======== DATA TO PROCESS ========
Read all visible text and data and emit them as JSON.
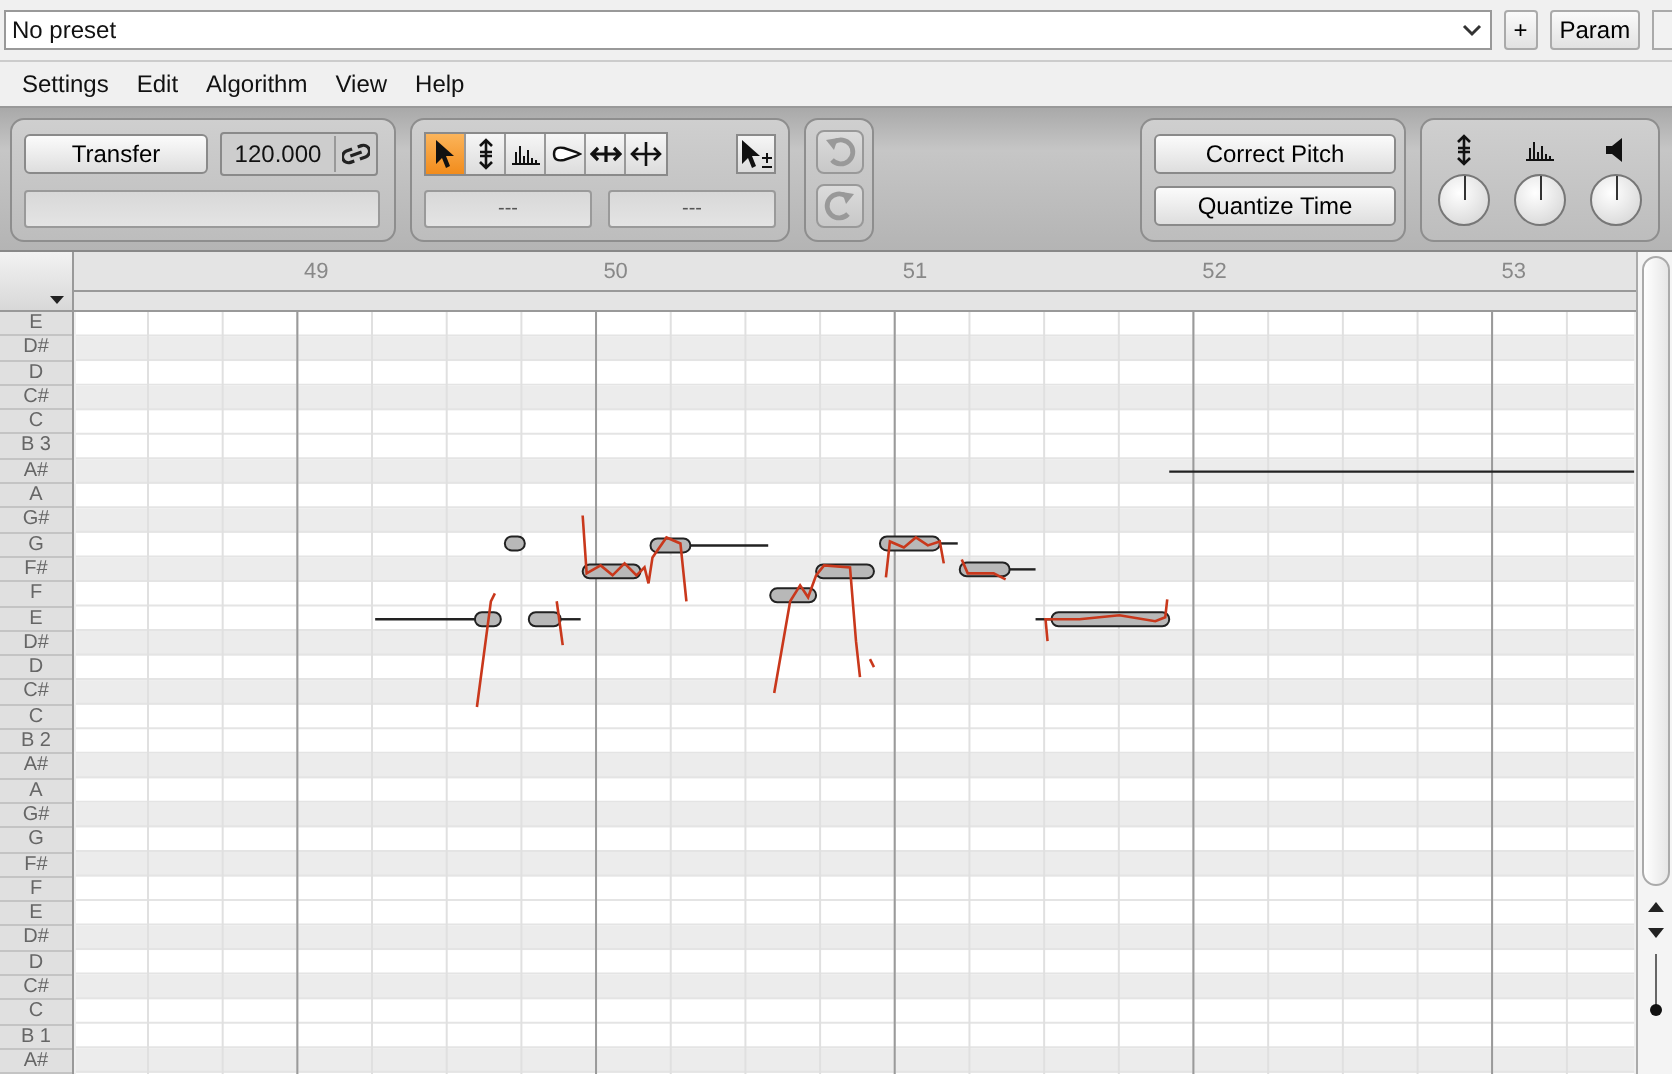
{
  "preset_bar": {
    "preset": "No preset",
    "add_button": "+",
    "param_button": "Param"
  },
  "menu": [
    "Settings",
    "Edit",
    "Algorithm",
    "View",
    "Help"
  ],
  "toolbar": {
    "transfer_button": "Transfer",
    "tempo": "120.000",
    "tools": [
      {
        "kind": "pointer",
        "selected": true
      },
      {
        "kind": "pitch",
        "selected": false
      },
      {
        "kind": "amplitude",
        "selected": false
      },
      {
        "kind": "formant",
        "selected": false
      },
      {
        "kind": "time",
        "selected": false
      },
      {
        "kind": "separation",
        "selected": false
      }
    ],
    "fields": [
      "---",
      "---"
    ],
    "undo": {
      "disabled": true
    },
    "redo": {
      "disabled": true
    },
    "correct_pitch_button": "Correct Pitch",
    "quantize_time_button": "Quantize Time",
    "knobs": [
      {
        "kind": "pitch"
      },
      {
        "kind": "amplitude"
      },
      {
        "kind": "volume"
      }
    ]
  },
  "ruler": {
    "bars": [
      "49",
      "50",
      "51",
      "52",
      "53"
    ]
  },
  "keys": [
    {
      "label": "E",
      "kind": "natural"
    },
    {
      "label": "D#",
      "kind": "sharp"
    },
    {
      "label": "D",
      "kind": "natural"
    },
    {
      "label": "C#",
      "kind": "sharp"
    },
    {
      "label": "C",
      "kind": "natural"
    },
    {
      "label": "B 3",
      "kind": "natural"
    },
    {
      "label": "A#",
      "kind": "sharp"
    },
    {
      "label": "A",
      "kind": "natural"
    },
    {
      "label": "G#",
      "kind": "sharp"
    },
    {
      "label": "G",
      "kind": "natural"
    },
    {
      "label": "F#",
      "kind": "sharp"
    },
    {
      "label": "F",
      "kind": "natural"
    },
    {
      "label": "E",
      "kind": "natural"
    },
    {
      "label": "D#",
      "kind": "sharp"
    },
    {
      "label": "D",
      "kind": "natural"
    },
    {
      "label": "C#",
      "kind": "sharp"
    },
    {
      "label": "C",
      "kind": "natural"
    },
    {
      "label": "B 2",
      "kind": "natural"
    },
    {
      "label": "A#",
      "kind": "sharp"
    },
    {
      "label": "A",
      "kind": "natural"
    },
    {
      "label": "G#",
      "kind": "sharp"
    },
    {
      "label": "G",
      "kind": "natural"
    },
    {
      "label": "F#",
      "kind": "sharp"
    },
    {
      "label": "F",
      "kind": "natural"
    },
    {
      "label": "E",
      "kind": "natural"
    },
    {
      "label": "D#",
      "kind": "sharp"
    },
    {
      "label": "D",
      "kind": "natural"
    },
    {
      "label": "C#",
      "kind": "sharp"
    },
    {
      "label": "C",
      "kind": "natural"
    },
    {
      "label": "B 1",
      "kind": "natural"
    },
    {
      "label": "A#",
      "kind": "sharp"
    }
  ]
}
========
PROBLEM DESCRIPTION - Without including any pictures, print each record exactly.

WRITTEN REPLY -
Read all visible text and data and emit them as JSON.
{
  "preset_bar": {
    "preset": "No preset",
    "add_button": "+",
    "param_button": "Param"
  },
  "menu": [
    "Settings",
    "Edit",
    "Algorithm",
    "View",
    "Help"
  ],
  "toolbar": {
    "transfer_button": "Transfer",
    "tempo": "120.000",
    "tools": [
      {
        "kind": "pointer",
        "selected": true
      },
      {
        "kind": "pitch",
        "selected": false
      },
      {
        "kind": "amplitude",
        "selected": false
      },
      {
        "kind": "formant",
        "selected": false
      },
      {
        "kind": "time",
        "selected": false
      },
      {
        "kind": "separation",
        "selected": false
      }
    ],
    "fields": [
      "---",
      "---"
    ],
    "undo": {
      "disabled": true
    },
    "redo": {
      "disabled": true
    },
    "correct_pitch_button": "Correct Pitch",
    "quantize_time_button": "Quantize Time",
    "knobs": [
      {
        "kind": "pitch"
      },
      {
        "kind": "amplitude"
      },
      {
        "kind": "volume"
      }
    ]
  },
  "ruler": {
    "bars": [
      "49",
      "50",
      "51",
      "52",
      "53"
    ]
  },
  "keys": [
    {
      "label": "E",
      "kind": "natural"
    },
    {
      "label": "D#",
      "kind": "sharp"
    },
    {
      "label": "D",
      "kind": "natural"
    },
    {
      "label": "C#",
      "kind": "sharp"
    },
    {
      "label": "C",
      "kind": "natural"
    },
    {
      "label": "B 3",
      "kind": "natural"
    },
    {
      "label": "A#",
      "kind": "sharp"
    },
    {
      "label": "A",
      "kind": "natural"
    },
    {
      "label": "G#",
      "kind": "sharp"
    },
    {
      "label": "G",
      "kind": "natural"
    },
    {
      "label": "F#",
      "kind": "sharp"
    },
    {
      "label": "F",
      "kind": "natural"
    },
    {
      "label": "E",
      "kind": "natural"
    },
    {
      "label": "D#",
      "kind": "sharp"
    },
    {
      "label": "D",
      "kind": "natural"
    },
    {
      "label": "C#",
      "kind": "sharp"
    },
    {
      "label": "C",
      "kind": "natural"
    },
    {
      "label": "B 2",
      "kind": "natural"
    },
    {
      "label": "A#",
      "kind": "sharp"
    },
    {
      "label": "A",
      "kind": "natural"
    },
    {
      "label": "G#",
      "kind": "sharp"
    },
    {
      "label": "G",
      "kind": "natural"
    },
    {
      "label": "F#",
      "kind": "sharp"
    },
    {
      "label": "F",
      "kind": "natural"
    },
    {
      "label": "E",
      "kind": "natural"
    },
    {
      "label": "D#",
      "kind": "sharp"
    },
    {
      "label": "D",
      "kind": "natural"
    },
    {
      "label": "C#",
      "kind": "sharp"
    },
    {
      "label": "C",
      "kind": "natural"
    },
    {
      "label": "B 1",
      "kind": "natural"
    },
    {
      "label": "A#",
      "kind": "sharp"
    }
  ]
}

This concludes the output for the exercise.